_Work to complete_:
Lines containing the string "this" are to be collected in full.

:::

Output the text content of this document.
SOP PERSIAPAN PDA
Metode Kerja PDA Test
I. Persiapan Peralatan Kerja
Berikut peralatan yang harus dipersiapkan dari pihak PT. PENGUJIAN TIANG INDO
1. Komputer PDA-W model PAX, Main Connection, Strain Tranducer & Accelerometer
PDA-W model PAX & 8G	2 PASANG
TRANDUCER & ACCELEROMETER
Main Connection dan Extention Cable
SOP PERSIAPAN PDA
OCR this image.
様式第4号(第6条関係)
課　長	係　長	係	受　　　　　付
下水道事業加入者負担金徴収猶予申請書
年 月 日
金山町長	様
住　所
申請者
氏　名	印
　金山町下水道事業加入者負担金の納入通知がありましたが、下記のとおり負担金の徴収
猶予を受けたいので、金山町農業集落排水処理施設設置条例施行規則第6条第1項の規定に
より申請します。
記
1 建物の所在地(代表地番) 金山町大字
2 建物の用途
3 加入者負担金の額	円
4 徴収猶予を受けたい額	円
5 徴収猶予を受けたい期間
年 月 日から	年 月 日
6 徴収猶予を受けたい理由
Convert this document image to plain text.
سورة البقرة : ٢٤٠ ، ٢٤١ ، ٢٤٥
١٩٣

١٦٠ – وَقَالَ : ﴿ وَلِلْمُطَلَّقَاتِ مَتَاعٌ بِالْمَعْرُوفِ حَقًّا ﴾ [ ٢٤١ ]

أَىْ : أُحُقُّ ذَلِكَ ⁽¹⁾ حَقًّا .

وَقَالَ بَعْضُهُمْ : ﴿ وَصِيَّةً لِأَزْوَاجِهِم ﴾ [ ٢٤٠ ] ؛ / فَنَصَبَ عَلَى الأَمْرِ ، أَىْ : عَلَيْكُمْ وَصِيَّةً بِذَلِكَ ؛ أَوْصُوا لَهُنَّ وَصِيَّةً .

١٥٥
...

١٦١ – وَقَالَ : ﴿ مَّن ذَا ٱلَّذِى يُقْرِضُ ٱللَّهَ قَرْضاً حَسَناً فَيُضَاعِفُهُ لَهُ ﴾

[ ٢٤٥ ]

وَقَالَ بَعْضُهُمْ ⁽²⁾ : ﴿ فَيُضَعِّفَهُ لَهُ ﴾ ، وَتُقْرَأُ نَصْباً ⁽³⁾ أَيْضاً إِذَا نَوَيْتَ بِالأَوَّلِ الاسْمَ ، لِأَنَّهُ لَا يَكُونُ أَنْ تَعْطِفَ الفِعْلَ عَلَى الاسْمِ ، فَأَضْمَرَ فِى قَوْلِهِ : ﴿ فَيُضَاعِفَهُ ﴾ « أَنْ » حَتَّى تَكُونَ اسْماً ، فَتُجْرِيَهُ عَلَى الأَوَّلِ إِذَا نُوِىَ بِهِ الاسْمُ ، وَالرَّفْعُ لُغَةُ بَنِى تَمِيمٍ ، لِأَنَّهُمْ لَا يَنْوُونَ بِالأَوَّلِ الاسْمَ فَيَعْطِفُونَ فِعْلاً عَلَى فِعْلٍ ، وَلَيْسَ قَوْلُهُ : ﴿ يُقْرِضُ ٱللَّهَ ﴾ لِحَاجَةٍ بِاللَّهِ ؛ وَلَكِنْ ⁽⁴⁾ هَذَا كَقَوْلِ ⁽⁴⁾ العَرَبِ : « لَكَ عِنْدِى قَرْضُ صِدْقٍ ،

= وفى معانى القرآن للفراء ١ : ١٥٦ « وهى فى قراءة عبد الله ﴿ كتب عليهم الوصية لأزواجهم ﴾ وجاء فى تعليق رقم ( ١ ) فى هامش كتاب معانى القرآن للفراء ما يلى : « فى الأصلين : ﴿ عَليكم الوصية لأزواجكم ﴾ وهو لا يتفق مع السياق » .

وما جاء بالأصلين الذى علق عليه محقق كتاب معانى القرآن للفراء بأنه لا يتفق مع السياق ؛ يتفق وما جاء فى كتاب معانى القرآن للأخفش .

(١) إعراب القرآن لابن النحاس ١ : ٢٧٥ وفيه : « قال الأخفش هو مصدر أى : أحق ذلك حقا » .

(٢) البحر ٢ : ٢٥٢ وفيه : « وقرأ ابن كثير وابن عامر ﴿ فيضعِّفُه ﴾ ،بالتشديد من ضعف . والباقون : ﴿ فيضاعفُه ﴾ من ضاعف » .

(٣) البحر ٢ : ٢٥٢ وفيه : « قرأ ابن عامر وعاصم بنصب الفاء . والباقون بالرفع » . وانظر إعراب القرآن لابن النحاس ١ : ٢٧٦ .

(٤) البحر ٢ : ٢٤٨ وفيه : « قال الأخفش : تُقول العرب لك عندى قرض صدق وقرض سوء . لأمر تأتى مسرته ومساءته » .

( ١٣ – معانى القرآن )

:::

_Result_:
Output the text content of this document.
OCR this image.
Convert this document image to plain text.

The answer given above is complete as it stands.